(Dataset excerpt)
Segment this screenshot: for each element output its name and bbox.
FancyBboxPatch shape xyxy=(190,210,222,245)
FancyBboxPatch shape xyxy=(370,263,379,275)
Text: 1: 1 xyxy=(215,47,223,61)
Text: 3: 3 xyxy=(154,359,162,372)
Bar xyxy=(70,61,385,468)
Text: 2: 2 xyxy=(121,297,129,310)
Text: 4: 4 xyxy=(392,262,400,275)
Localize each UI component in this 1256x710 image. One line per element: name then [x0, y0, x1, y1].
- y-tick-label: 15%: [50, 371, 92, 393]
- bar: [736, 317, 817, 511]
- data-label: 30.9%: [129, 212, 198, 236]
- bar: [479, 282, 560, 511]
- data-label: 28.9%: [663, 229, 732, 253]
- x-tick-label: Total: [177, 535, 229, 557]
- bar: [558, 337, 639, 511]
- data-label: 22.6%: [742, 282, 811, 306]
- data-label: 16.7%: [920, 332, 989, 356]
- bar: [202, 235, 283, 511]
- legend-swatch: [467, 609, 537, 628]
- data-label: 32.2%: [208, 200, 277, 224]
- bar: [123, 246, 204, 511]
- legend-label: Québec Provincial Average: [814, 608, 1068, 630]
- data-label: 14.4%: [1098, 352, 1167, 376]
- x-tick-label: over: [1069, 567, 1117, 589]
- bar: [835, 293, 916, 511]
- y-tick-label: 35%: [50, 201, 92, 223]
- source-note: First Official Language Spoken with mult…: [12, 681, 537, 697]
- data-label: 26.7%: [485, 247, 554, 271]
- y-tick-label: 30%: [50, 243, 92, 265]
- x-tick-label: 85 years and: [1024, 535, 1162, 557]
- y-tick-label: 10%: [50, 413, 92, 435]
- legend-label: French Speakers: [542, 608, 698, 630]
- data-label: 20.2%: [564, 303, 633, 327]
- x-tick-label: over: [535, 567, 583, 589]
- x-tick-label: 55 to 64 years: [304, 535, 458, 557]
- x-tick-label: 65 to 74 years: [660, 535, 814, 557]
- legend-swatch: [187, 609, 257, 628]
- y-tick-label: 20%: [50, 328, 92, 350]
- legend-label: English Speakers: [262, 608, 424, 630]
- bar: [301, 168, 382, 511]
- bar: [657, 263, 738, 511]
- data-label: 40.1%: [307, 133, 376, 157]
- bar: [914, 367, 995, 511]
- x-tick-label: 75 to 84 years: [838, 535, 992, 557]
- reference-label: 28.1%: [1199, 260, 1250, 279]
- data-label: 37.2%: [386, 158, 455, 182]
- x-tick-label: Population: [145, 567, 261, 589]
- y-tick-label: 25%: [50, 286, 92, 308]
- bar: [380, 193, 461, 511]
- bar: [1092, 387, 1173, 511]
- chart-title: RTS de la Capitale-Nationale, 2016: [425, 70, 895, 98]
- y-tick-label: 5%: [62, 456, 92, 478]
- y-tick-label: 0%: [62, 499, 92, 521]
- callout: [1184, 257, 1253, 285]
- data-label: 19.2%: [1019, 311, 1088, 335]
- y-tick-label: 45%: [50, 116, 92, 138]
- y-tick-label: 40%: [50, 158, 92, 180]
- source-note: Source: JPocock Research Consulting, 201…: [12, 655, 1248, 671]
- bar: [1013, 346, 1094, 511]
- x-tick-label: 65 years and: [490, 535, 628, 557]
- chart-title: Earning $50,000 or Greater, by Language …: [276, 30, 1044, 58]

What the task requires:
Reproduce every line of the records above without any changes.

Exercise result:
Segment this screenshot: for each element output its name and bbox.
FancyBboxPatch shape xyxy=(190,210,222,245)
FancyBboxPatch shape xyxy=(370,263,379,275)
Text: 1: 1 xyxy=(215,47,223,61)
Text: 3: 3 xyxy=(154,359,162,372)
Bar xyxy=(70,61,385,468)
Text: 2: 2 xyxy=(121,297,129,310)
Text: 4: 4 xyxy=(392,262,400,275)
Localize each UI component in this 1256x710 image. One line per element: name then [x0, y0, x1, y1].
- y-tick-label: 15%: [50, 371, 92, 393]
- bar: [736, 317, 817, 511]
- data-label: 30.9%: [129, 212, 198, 236]
- bar: [479, 282, 560, 511]
- data-label: 28.9%: [663, 229, 732, 253]
- x-tick-label: Total: [177, 535, 229, 557]
- bar: [558, 337, 639, 511]
- data-label: 22.6%: [742, 282, 811, 306]
- data-label: 16.7%: [920, 332, 989, 356]
- bar: [202, 235, 283, 511]
- legend-swatch: [467, 609, 537, 628]
- data-label: 32.2%: [208, 200, 277, 224]
- bar: [123, 246, 204, 511]
- legend-label: Québec Provincial Average: [814, 608, 1068, 630]
- data-label: 14.4%: [1098, 352, 1167, 376]
- x-tick-label: over: [1069, 567, 1117, 589]
- bar: [835, 293, 916, 511]
- y-tick-label: 35%: [50, 201, 92, 223]
- source-note: First Official Language Spoken with mult…: [12, 681, 537, 697]
- data-label: 26.7%: [485, 247, 554, 271]
- y-tick-label: 30%: [50, 243, 92, 265]
- x-tick-label: 85 years and: [1024, 535, 1162, 557]
- y-tick-label: 10%: [50, 413, 92, 435]
- legend-label: French Speakers: [542, 608, 698, 630]
- data-label: 20.2%: [564, 303, 633, 327]
- x-tick-label: over: [535, 567, 583, 589]
- x-tick-label: 55 to 64 years: [304, 535, 458, 557]
- x-tick-label: 65 to 74 years: [660, 535, 814, 557]
- legend-swatch: [187, 609, 257, 628]
- y-tick-label: 20%: [50, 328, 92, 350]
- legend-label: English Speakers: [262, 608, 424, 630]
- bar: [301, 168, 382, 511]
- bar: [657, 263, 738, 511]
- data-label: 40.1%: [307, 133, 376, 157]
- bar: [914, 367, 995, 511]
- x-tick-label: 75 to 84 years: [838, 535, 992, 557]
- reference-label: 28.1%: [1199, 260, 1250, 279]
- data-label: 37.2%: [386, 158, 455, 182]
- x-tick-label: Population: [145, 567, 261, 589]
- y-tick-label: 25%: [50, 286, 92, 308]
- bar: [380, 193, 461, 511]
- bar: [1092, 387, 1173, 511]
- chart-title: RTS de la Capitale-Nationale, 2016: [425, 70, 895, 98]
- y-tick-label: 5%: [62, 456, 92, 478]
- y-tick-label: 0%: [62, 499, 92, 521]
- callout: [1184, 257, 1253, 285]
- data-label: 19.2%: [1019, 311, 1088, 335]
- y-tick-label: 45%: [50, 116, 92, 138]
- y-tick-label: 40%: [50, 158, 92, 180]
- source-note: Source: JPocock Research Consulting, 201…: [12, 655, 1248, 671]
- bar: [1013, 346, 1094, 511]
- x-tick-label: 65 years and: [490, 535, 628, 557]
- chart-title: Earning $50,000 or Greater, by Language …: [276, 30, 1044, 58]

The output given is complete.